> **Excerpts from a figure dataset**:

(begin)

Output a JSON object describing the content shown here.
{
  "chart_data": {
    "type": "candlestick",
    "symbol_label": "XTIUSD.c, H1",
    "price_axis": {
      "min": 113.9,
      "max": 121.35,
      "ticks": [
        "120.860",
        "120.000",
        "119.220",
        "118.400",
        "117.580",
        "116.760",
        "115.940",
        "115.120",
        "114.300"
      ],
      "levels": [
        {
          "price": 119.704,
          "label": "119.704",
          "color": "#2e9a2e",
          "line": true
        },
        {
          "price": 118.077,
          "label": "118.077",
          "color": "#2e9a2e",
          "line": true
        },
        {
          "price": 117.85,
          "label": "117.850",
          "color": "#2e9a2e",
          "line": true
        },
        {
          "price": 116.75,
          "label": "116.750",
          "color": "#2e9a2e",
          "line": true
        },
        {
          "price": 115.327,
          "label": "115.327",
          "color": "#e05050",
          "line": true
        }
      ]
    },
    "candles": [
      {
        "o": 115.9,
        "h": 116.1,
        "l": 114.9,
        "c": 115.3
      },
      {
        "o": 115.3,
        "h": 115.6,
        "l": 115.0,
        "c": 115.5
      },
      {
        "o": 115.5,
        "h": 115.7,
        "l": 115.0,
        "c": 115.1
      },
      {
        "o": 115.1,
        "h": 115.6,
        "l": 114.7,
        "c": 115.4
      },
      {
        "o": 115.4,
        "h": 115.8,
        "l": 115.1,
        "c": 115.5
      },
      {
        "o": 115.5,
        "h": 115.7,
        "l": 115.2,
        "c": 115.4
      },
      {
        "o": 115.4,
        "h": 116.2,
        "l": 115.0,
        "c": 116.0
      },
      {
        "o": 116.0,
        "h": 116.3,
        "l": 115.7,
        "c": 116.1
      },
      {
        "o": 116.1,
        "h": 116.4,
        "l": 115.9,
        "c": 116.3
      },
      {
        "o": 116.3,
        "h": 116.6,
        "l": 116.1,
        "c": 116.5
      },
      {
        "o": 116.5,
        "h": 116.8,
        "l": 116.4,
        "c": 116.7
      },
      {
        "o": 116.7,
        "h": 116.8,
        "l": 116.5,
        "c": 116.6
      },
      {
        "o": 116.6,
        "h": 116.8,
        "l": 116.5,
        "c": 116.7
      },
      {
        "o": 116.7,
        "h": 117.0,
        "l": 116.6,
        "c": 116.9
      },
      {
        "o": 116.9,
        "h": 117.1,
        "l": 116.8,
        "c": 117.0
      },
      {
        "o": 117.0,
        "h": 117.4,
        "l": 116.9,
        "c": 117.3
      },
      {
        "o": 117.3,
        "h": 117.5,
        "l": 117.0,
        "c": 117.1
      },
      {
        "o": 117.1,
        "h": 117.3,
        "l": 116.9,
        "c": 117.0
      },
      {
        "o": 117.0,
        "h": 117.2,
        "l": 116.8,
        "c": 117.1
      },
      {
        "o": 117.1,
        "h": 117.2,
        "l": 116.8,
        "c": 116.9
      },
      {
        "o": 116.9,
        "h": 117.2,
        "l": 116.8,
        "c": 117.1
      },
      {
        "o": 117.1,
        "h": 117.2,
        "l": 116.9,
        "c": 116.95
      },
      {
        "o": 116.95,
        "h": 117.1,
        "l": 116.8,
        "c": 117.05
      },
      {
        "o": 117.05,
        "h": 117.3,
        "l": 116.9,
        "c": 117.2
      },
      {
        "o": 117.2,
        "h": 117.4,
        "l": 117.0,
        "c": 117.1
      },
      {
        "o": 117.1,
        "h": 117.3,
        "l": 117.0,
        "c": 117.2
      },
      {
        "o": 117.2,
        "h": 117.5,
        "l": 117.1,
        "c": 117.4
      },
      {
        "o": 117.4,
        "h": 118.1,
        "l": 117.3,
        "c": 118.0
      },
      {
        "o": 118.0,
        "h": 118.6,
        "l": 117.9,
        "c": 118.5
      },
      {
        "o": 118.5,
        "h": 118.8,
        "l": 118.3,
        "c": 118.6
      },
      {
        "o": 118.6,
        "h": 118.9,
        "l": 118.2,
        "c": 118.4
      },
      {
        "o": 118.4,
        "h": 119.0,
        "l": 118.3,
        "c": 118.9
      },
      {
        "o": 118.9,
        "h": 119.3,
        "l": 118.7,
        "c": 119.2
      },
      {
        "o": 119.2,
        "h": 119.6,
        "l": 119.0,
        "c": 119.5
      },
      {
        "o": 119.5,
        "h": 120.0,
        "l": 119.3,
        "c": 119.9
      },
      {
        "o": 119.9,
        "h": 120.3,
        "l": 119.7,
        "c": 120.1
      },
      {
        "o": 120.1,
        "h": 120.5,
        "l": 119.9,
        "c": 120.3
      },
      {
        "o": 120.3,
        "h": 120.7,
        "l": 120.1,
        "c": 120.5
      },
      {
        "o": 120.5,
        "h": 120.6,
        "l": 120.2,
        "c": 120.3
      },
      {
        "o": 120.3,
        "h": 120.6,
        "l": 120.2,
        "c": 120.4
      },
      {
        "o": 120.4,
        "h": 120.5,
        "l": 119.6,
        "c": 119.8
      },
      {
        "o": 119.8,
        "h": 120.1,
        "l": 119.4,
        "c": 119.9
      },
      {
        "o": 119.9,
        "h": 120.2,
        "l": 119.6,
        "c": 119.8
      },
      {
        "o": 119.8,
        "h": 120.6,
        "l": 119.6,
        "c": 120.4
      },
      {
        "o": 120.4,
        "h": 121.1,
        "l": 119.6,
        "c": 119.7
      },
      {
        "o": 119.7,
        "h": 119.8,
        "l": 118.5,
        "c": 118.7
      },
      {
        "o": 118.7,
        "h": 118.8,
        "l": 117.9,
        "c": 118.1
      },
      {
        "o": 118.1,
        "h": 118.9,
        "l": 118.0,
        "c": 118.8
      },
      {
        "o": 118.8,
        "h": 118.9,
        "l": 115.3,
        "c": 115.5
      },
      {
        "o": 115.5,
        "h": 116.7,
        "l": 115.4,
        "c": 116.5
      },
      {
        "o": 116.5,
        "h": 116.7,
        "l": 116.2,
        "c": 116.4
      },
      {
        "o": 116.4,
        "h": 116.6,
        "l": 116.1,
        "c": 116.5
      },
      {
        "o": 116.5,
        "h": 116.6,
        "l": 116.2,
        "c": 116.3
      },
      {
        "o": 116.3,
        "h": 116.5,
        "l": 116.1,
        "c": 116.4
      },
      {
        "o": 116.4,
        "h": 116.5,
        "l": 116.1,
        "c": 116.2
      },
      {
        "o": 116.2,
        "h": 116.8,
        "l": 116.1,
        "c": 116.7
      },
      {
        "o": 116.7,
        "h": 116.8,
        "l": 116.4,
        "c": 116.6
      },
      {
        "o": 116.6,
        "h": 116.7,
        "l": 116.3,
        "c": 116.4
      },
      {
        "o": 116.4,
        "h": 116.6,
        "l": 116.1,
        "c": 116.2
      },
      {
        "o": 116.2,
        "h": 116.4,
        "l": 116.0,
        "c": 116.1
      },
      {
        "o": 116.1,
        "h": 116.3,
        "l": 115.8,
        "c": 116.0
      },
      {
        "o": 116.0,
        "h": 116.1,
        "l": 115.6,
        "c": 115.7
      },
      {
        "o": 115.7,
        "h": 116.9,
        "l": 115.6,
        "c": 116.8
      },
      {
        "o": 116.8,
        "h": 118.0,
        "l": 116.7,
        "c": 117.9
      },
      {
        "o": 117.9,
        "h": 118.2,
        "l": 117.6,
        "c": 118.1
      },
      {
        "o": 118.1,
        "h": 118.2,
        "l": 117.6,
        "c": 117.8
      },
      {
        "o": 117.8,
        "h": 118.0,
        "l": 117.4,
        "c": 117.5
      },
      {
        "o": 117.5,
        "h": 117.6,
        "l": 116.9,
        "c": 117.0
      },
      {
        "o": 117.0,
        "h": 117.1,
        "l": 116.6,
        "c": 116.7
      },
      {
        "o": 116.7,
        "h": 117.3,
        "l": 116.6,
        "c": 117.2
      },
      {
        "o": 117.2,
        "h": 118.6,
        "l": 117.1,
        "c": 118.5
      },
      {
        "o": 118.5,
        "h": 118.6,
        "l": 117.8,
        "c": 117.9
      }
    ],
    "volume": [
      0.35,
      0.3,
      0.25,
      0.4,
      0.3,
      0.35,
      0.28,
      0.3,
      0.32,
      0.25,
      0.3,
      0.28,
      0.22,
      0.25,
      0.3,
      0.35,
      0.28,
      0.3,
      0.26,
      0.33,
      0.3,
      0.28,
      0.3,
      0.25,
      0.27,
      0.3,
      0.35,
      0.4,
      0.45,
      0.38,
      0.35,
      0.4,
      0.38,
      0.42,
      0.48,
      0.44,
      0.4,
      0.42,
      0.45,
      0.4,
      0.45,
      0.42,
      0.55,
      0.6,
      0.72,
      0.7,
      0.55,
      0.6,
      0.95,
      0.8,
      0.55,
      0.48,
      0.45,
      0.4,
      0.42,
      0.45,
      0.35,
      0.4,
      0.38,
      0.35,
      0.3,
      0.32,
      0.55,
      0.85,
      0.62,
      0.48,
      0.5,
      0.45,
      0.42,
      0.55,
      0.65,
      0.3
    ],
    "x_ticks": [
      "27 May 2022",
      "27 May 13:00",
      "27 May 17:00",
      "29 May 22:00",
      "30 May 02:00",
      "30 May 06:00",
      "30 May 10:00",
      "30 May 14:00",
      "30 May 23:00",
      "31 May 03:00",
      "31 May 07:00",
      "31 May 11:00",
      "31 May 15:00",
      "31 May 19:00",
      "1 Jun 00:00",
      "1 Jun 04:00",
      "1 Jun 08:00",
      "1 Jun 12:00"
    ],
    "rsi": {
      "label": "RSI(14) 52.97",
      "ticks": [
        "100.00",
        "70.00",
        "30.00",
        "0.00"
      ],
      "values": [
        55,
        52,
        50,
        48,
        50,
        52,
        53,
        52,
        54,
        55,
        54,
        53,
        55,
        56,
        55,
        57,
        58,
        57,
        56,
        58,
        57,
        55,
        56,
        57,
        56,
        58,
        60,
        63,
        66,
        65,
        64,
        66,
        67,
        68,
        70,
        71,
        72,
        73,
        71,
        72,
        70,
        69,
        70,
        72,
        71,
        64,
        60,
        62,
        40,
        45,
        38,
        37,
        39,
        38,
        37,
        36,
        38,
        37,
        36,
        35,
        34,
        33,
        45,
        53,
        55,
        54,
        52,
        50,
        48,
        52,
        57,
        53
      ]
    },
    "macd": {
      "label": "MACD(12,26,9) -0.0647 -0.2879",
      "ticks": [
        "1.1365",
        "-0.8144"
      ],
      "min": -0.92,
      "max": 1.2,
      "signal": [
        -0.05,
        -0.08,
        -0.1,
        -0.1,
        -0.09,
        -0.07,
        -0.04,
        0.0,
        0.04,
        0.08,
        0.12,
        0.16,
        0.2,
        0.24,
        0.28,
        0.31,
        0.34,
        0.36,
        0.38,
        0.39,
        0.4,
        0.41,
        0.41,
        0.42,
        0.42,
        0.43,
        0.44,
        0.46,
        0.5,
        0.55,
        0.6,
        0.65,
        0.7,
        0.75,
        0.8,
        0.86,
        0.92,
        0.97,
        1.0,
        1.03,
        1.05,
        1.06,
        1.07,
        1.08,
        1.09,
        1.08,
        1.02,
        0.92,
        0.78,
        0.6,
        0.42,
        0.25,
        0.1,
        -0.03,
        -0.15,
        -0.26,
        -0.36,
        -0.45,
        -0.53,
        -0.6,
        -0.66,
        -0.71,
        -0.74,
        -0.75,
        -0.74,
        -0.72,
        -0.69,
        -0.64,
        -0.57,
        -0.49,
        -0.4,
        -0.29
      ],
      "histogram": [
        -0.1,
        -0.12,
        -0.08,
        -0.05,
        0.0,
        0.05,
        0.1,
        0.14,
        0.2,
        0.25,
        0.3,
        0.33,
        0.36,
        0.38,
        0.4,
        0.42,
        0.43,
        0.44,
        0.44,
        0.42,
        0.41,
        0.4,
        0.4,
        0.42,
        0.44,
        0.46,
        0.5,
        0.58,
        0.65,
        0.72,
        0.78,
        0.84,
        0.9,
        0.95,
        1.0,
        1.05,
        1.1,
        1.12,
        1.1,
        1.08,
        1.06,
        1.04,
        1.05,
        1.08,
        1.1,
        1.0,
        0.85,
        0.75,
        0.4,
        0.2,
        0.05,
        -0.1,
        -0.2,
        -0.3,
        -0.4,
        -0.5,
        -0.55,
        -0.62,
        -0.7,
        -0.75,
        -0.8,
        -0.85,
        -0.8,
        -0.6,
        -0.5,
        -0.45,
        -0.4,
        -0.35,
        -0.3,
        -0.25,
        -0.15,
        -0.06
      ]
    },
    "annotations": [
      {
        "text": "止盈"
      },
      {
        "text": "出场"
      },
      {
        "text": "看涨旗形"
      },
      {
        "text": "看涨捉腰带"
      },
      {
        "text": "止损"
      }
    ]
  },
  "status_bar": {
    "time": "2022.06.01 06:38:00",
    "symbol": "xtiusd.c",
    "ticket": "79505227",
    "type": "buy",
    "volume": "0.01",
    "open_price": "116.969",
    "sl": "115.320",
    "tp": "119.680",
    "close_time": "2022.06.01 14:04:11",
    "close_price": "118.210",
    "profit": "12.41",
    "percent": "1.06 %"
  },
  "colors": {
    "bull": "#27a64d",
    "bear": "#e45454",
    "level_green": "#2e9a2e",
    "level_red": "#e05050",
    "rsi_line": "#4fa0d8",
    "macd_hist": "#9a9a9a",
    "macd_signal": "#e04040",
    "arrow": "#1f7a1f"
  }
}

(end)
(begin)

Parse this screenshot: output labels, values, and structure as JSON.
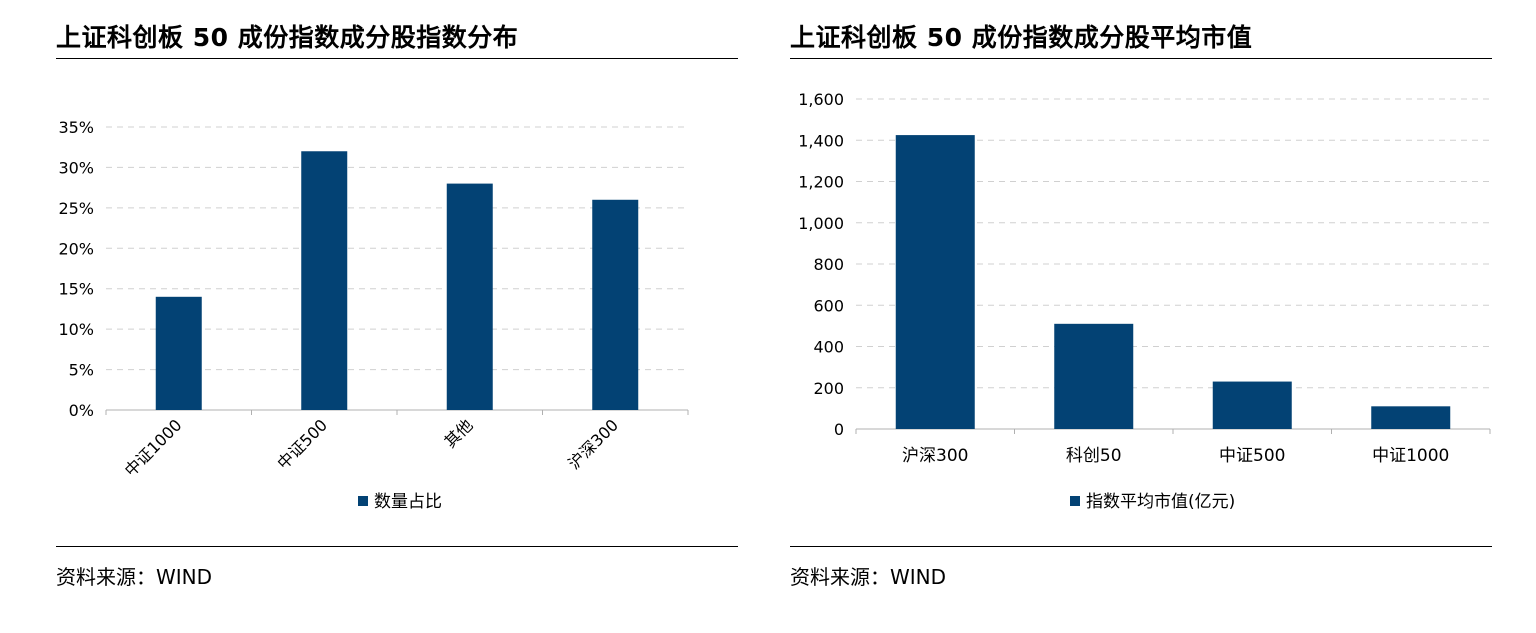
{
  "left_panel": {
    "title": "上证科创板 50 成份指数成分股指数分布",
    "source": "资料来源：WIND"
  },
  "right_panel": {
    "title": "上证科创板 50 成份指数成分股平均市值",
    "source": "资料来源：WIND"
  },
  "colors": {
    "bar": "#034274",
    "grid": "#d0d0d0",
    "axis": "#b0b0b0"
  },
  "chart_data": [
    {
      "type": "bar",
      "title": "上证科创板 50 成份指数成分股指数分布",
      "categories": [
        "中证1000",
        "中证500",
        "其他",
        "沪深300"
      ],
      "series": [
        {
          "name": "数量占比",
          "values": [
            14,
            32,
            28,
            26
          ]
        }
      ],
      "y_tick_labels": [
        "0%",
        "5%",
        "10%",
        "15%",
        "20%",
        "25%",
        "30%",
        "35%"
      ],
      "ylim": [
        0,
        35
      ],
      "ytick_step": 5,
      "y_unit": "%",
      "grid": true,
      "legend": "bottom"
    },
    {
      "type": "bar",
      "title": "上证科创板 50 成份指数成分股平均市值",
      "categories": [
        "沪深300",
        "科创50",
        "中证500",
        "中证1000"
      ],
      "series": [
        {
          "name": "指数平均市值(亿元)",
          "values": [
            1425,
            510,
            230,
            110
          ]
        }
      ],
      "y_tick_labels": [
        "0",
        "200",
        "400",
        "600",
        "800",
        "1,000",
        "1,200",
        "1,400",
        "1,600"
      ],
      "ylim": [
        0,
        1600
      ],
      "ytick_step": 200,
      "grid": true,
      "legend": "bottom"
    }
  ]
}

(end)
(begin)

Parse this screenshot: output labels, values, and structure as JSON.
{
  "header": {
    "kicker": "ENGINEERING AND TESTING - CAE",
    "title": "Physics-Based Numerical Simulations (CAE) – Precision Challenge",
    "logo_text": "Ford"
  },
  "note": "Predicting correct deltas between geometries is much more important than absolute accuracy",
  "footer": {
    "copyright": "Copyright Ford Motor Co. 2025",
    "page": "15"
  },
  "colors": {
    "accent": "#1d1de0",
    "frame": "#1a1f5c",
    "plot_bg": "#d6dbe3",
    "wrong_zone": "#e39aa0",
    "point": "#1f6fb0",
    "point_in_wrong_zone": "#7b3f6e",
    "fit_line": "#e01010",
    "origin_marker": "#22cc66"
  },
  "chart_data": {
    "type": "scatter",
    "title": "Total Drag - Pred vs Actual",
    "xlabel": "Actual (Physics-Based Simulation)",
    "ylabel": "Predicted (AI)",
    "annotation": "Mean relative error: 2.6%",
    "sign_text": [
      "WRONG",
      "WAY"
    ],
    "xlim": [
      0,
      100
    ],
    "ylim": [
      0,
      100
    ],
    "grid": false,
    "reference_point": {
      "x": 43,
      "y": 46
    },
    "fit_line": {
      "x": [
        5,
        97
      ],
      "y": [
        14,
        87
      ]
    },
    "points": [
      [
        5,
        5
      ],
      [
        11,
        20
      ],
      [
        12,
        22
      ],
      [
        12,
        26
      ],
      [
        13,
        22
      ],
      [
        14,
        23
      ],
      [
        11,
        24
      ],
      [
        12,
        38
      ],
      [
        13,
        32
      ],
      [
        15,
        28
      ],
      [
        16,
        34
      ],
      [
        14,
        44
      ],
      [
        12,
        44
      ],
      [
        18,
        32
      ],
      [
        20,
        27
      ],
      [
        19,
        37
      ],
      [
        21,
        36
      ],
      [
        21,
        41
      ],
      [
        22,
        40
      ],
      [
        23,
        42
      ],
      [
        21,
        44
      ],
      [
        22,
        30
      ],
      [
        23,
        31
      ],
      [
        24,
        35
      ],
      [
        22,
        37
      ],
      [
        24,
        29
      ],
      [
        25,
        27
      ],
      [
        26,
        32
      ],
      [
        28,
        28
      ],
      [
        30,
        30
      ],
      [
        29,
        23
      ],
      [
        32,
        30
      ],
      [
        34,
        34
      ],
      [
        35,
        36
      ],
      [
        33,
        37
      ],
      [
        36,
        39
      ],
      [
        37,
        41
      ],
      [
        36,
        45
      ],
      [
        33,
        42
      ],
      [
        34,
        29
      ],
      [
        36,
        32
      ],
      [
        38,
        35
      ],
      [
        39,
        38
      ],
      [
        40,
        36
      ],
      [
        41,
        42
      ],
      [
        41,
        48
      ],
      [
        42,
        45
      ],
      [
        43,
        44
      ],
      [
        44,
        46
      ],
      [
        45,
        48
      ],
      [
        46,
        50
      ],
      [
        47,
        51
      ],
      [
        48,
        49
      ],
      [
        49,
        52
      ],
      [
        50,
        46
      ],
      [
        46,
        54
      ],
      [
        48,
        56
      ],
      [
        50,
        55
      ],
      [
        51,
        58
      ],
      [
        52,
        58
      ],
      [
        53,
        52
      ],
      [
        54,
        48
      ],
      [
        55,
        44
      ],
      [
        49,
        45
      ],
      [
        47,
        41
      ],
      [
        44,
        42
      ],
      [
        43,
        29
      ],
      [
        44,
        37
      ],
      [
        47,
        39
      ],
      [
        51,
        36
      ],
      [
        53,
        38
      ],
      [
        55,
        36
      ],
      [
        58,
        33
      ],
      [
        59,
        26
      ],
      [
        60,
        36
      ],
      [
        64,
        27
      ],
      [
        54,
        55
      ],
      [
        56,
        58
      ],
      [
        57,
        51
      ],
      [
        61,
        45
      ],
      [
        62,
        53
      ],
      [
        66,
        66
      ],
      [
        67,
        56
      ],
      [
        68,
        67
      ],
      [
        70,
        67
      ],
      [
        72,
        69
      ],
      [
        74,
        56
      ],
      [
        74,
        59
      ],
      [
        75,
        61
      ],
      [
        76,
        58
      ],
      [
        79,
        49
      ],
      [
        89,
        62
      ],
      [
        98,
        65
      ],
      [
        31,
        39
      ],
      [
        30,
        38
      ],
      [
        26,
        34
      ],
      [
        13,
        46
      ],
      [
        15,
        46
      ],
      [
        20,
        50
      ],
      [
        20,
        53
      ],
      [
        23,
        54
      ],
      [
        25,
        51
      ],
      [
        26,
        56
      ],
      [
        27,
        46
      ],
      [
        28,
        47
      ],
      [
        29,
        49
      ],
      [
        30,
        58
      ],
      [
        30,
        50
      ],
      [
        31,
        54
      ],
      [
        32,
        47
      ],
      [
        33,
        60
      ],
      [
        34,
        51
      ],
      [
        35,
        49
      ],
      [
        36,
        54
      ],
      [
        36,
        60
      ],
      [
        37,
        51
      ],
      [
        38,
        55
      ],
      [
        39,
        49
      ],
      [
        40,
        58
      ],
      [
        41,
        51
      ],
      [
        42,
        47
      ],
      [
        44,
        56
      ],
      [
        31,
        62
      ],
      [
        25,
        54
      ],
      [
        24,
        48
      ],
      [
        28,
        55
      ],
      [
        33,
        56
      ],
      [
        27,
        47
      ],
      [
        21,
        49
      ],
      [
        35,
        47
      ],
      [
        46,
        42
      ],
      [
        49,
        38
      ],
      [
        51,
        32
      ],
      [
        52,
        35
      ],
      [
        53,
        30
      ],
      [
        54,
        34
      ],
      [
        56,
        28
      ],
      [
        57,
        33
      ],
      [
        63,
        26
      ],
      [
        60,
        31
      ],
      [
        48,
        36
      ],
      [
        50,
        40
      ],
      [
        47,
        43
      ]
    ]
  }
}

(end)

> **TO DO**: Read the lines above. Gather those in which the string "Physics" is found.

> **TASK SOLUTION**:
    "title": "Physics-Based Numerical Simulations (CAE) – Precision Challenge",
    "xlabel": "Actual (Physics-Based Simulation)",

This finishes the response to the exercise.